Dataset rows

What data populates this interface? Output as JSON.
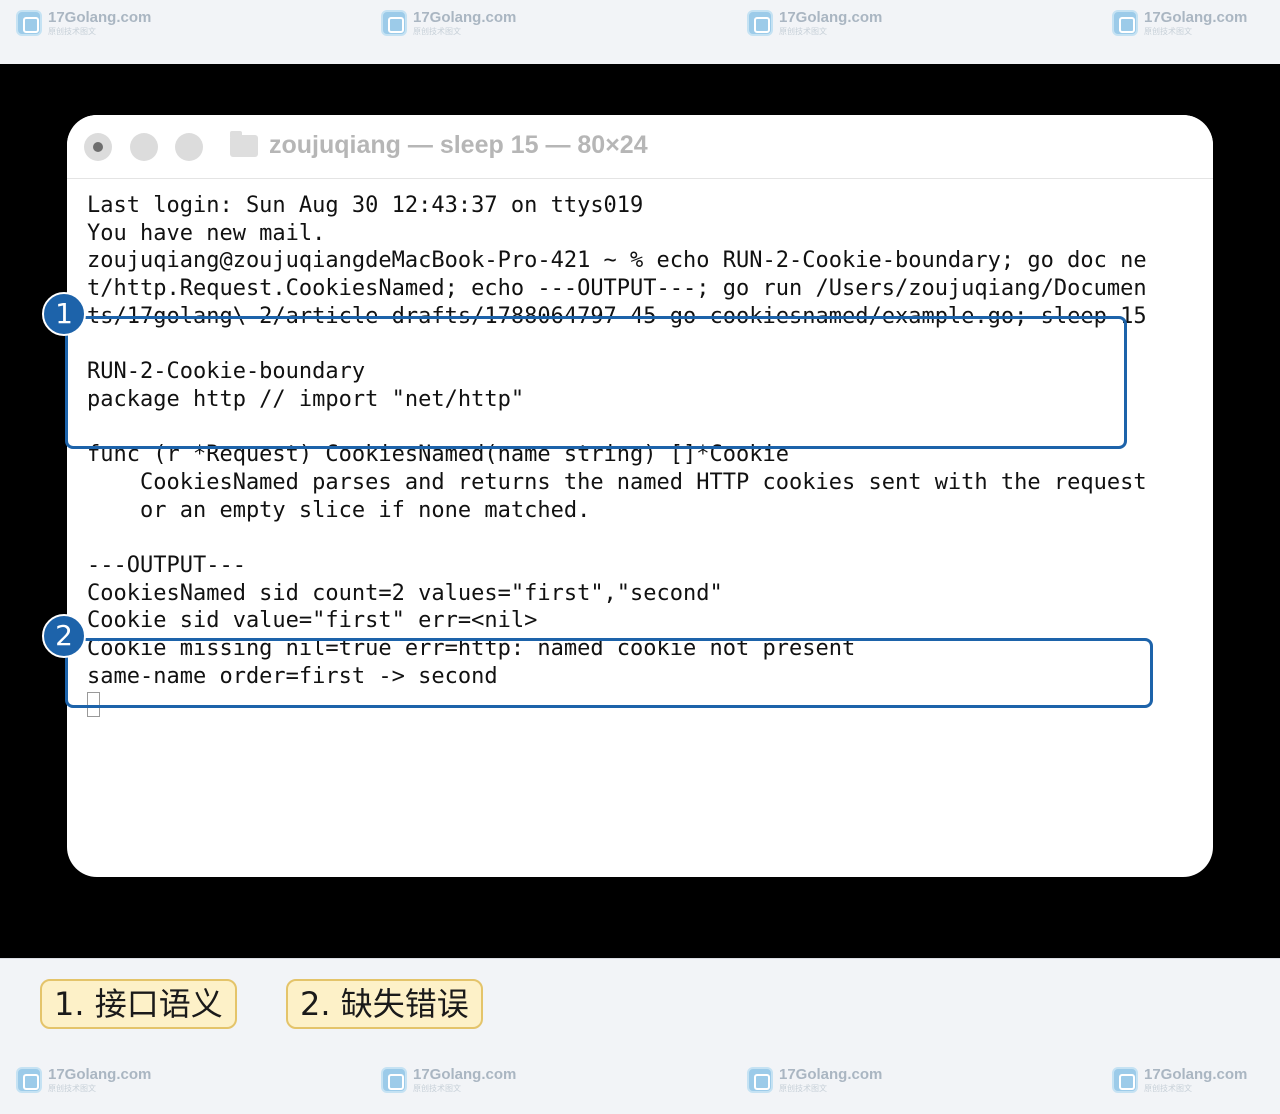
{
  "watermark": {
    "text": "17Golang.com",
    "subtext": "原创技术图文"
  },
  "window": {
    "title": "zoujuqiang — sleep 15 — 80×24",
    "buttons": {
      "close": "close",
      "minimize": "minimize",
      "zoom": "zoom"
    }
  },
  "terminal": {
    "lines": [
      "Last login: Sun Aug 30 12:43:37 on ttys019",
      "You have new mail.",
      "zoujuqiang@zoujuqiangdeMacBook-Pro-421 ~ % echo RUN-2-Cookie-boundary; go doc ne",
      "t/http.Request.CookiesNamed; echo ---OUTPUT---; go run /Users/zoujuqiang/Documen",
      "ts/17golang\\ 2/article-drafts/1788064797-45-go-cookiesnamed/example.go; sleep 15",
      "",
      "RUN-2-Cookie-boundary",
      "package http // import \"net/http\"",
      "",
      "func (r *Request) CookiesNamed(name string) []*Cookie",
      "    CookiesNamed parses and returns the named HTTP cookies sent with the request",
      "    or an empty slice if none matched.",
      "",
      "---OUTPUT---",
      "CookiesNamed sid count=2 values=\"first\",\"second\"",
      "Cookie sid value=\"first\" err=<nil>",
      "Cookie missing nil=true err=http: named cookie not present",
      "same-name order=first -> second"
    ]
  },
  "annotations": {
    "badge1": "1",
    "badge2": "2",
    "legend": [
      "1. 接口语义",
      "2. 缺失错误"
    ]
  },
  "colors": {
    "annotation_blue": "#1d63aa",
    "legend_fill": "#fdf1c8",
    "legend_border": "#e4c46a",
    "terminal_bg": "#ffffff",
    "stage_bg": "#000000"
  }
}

# Instructions for the task
Repeat the full listing above exactly, with no pictures in the copy.

# Solution to this task
What data populates this interface? Output as JSON.
{
  "watermark": {
    "text": "17Golang.com",
    "subtext": "原创技术图文"
  },
  "window": {
    "title": "zoujuqiang — sleep 15 — 80×24",
    "buttons": {
      "close": "close",
      "minimize": "minimize",
      "zoom": "zoom"
    }
  },
  "terminal": {
    "lines": [
      "Last login: Sun Aug 30 12:43:37 on ttys019",
      "You have new mail.",
      "zoujuqiang@zoujuqiangdeMacBook-Pro-421 ~ % echo RUN-2-Cookie-boundary; go doc ne",
      "t/http.Request.CookiesNamed; echo ---OUTPUT---; go run /Users/zoujuqiang/Documen",
      "ts/17golang\\ 2/article-drafts/1788064797-45-go-cookiesnamed/example.go; sleep 15",
      "",
      "RUN-2-Cookie-boundary",
      "package http // import \"net/http\"",
      "",
      "func (r *Request) CookiesNamed(name string) []*Cookie",
      "    CookiesNamed parses and returns the named HTTP cookies sent with the request",
      "    or an empty slice if none matched.",
      "",
      "---OUTPUT---",
      "CookiesNamed sid count=2 values=\"first\",\"second\"",
      "Cookie sid value=\"first\" err=<nil>",
      "Cookie missing nil=true err=http: named cookie not present",
      "same-name order=first -> second"
    ]
  },
  "annotations": {
    "badge1": "1",
    "badge2": "2",
    "legend": [
      "1. 接口语义",
      "2. 缺失错误"
    ]
  },
  "colors": {
    "annotation_blue": "#1d63aa",
    "legend_fill": "#fdf1c8",
    "legend_border": "#e4c46a",
    "terminal_bg": "#ffffff",
    "stage_bg": "#000000"
  }
}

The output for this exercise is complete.